Task instructions: Copy out everything from the line containing "Output each element" down to the line containing "bar-danmark-series-1 <box>954 355", including both of those lines, and leave the pictures out of your answer.

Material for this exercise:
┌────────

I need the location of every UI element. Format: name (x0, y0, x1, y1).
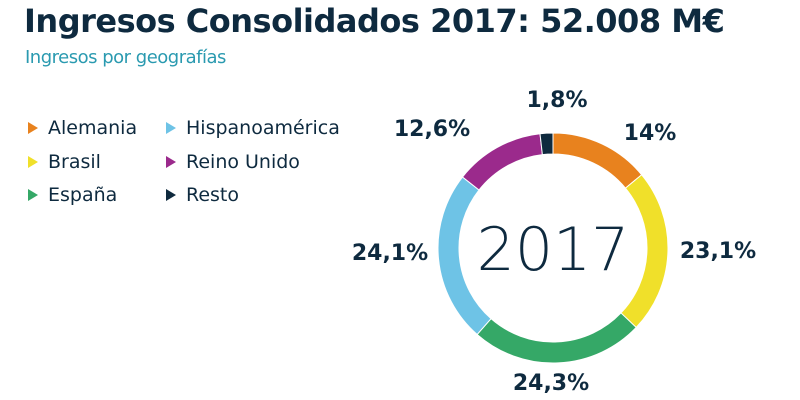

└────────
┌────────

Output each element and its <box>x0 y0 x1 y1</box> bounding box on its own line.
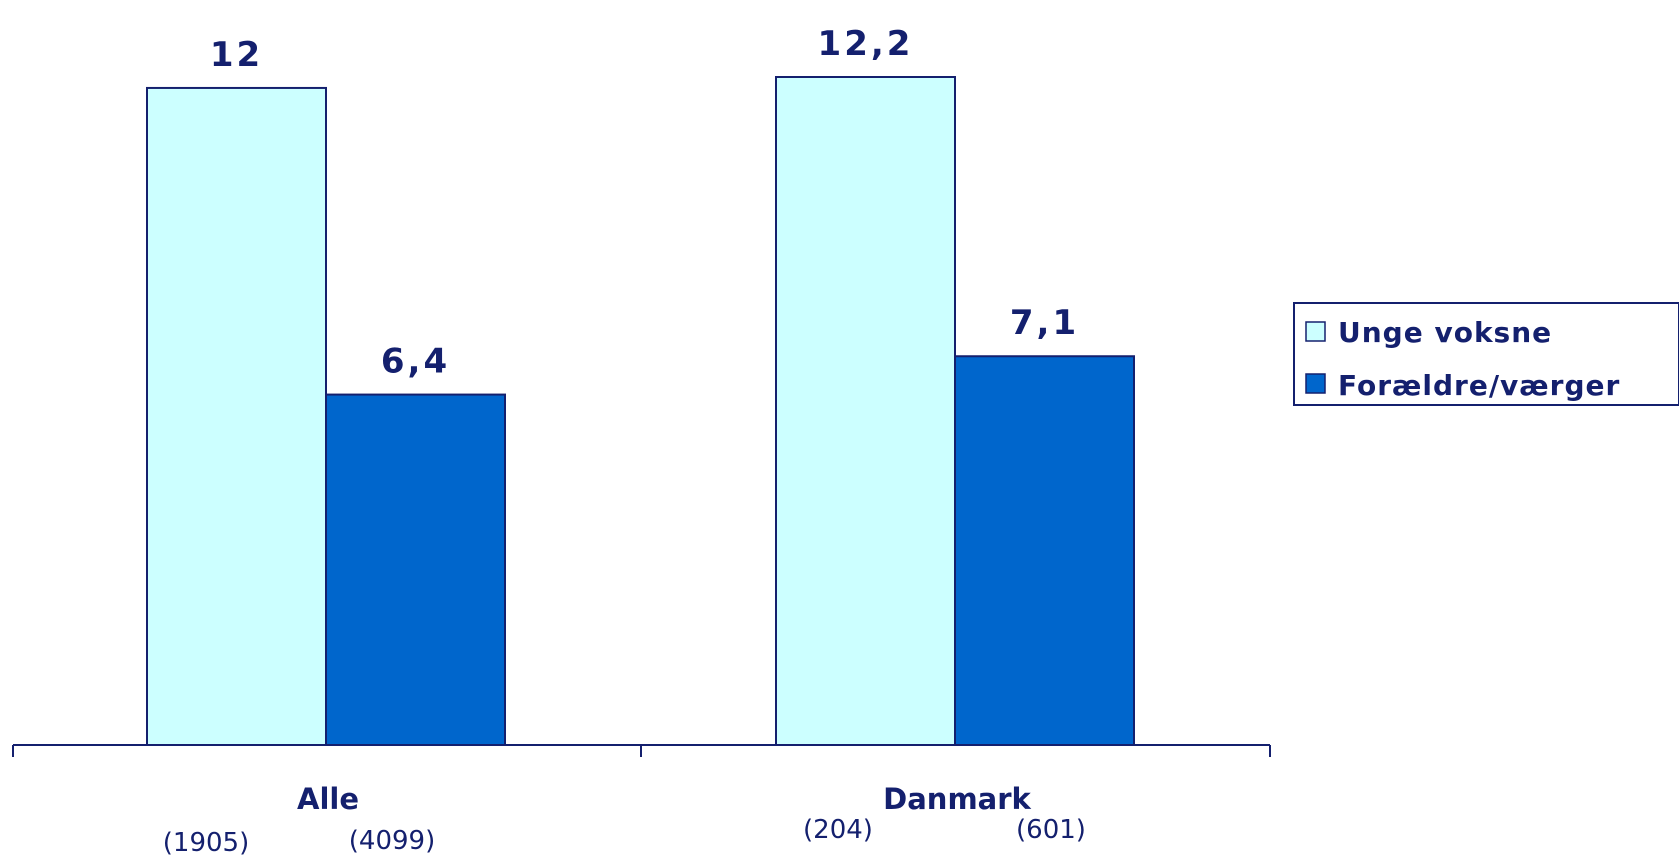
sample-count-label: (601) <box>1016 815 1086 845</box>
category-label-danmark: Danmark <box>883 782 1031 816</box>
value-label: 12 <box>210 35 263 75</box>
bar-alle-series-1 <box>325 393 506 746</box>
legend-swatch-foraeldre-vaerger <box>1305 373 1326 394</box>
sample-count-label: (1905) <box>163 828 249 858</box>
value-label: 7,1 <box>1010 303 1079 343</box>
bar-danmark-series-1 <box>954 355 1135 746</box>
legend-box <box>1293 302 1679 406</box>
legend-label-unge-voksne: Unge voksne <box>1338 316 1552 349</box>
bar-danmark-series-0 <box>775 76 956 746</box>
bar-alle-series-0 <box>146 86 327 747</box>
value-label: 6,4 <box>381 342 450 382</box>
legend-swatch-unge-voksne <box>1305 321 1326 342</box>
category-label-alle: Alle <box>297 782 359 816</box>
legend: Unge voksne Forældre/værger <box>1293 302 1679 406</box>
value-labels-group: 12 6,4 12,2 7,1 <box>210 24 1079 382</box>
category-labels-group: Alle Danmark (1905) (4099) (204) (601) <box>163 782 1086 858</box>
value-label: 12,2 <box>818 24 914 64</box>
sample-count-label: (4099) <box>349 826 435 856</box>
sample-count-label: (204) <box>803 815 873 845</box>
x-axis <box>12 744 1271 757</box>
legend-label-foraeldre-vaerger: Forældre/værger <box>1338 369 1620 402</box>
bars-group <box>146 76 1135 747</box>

└────────

Answer to this task:
Output each element and its <box>x0 y0 x1 y1</box> bounding box on its own line.
sample-count-label: (601) <box>1016 815 1086 845</box>
category-label-danmark: Danmark <box>883 782 1031 816</box>
value-label: 12 <box>210 35 263 75</box>
bar-alle-series-1 <box>325 393 506 746</box>
legend-swatch-foraeldre-vaerger <box>1305 373 1326 394</box>
sample-count-label: (1905) <box>163 828 249 858</box>
value-label: 7,1 <box>1010 303 1079 343</box>
bar-danmark-series-1 <box>954 355 1135 746</box>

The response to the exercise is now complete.